# Start of READING PASSAGE

W3C home > Mailing lists > Public > w3c-wai-ig@w3.org > July to September 2001

Re: final report of the Web-Based Education Commission

From: David Woolley <david@djwhome.demon.co.uk>
Date: Thu, 9 Aug 2001 23:10:42 +0100 (BST)
Message-Id: <200108092210.f79MAgU02902@djwhome.demon.co.uk>
To: w3c-wai-ig@w3.org
> I've never understood the attraction of PDF.

The attraction to authors is that it produces repeatable presentation,
which is what designers want and try to force HTML to achieve (often
making unsafe assumptions in the process).  I'd rather designers were
honest with themselves and used a tool that matched what they were
trying to achieve, than forced HTML to be something other than HTML.
When they are not expending all their effort fighting the medium, they
might just spend some of it on accessibility.

> Sure they print out nicely compared to many other formats, but they
> are a pain to read online and the files are quite often coffee-files
> (A file which gives you time to make a fresh pot of coffee while it
> downloads).

# End of READING PASSAGE

- STATED PROBLEM A
In the mailing list reply about PDF, take the part that opens with the words containing "Message-Id: <200108092210.f79MAgU02902@djwhome.demon.co.uk>" and closes with "it on accessibility.", and write it out again with "page authors" in place of "designers".
- STATED PROBLEM B
Summarize the mailing list reply about PDF in two sentences.
- STATED PROBLEM C
Write the next part of the mailing list reply about PDF, picking up after its final quoted lines.

# Start of GIVEN DATA

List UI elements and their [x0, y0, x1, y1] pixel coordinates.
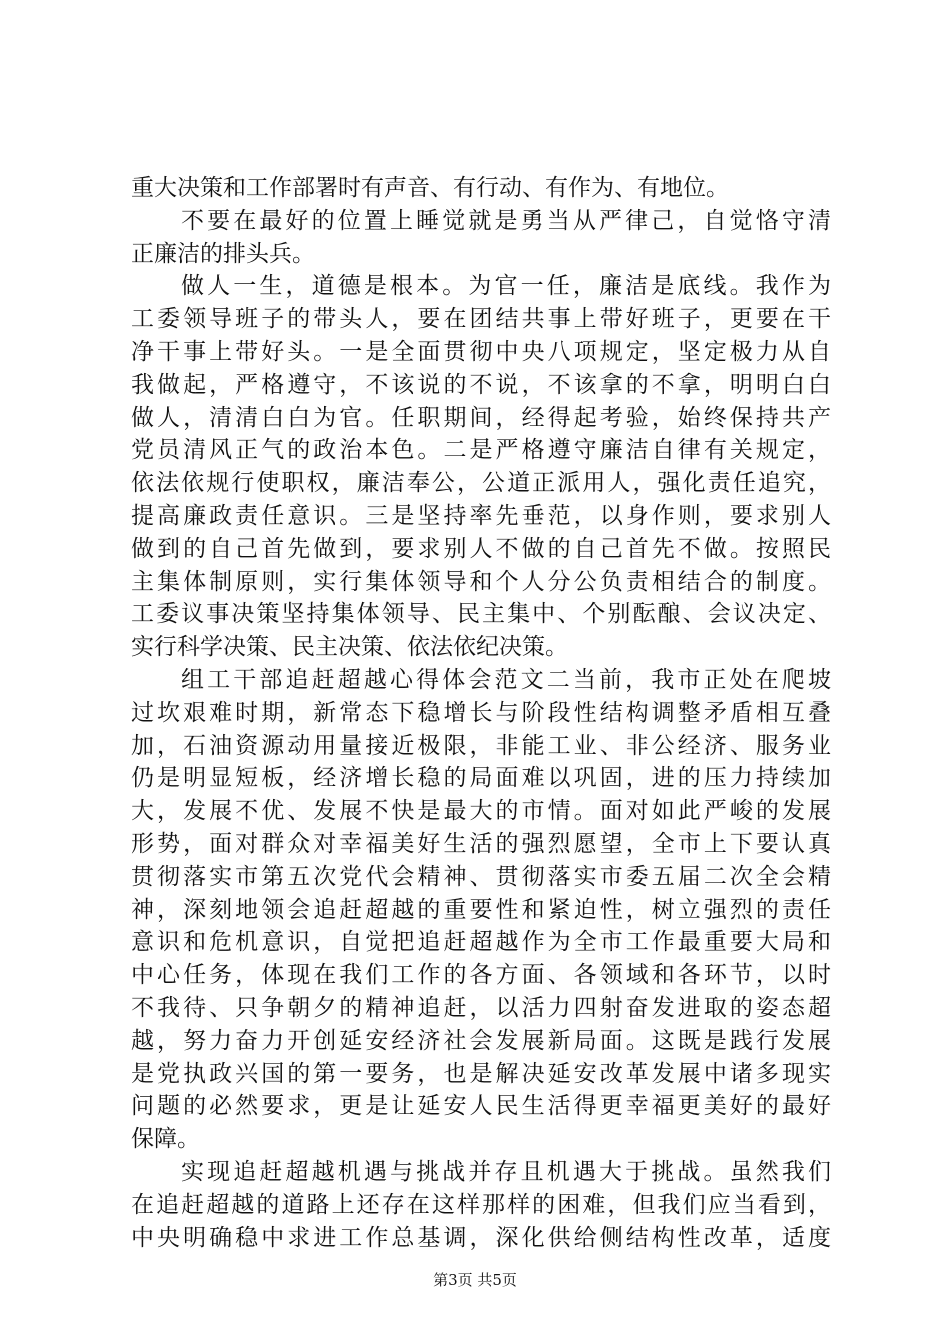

# End of GIVEN DATA

- RIGHT ANSWER A
Message-Id: <200108092210.f79MAgU02902@djwhome.demon.co.uk>
To: w3c-wai-ig@w3.org
> I've never understood the attraction of PDF.

The attraction to authors is that it produces repeatable presentation,
which is what page authors want and try to force HTML to achieve (often
making unsafe assumptions in the process).  I'd rather page authors were
honest with themselves and used a tool that matched what they were
trying to achieve, than forced HTML to be something other than HTML.
When they are not expending all their effort fighting the medium, they
might just spend some of it on accessibility.

- RIGHT ANSWER B
The reply says PDF attracts authors because it produces repeatable presentation, which designers want and often try to force out of HTML while making unsafe assumptions. The writer would rather designers use a tool that matches their aims than push HTML into being something else, since they might then spend some of their effort on accessibility.

- RIGHT ANSWER C
The bloat is not the fault of PDF.  A file optimised for PDF should be
about the same size as a .zip of the equivalent web site (smaller if
commercial art has had to be converted to raster form for the web site).
I find PDF a handy format for large documents that I want to be able to
search in their entirety, and, until SVG (which could be considered a PDF
derivative!) is generally available, its the only reasonable portable
way of efficiently coding technical diagrams.  It's especially useful
for documents that are accessed offline.  The outline tree (bookmark)
display is also useful.

The bloat comes from two main sources:

- PDFs of old documents are essentially just PNGs of each page with 
  a small structuring layer on top - if you are lucky there will also be
  an OCRed text underlay;
- PDFs created from word processors reflect the bloat that is in the 
  PostScript from those word processors, e.g. modern versions of MSWord
  place each character individually, whereas optimal PDF would output a
  sentence at a time with a stretch factor - this also improves
  accessibility, as each line is plain text.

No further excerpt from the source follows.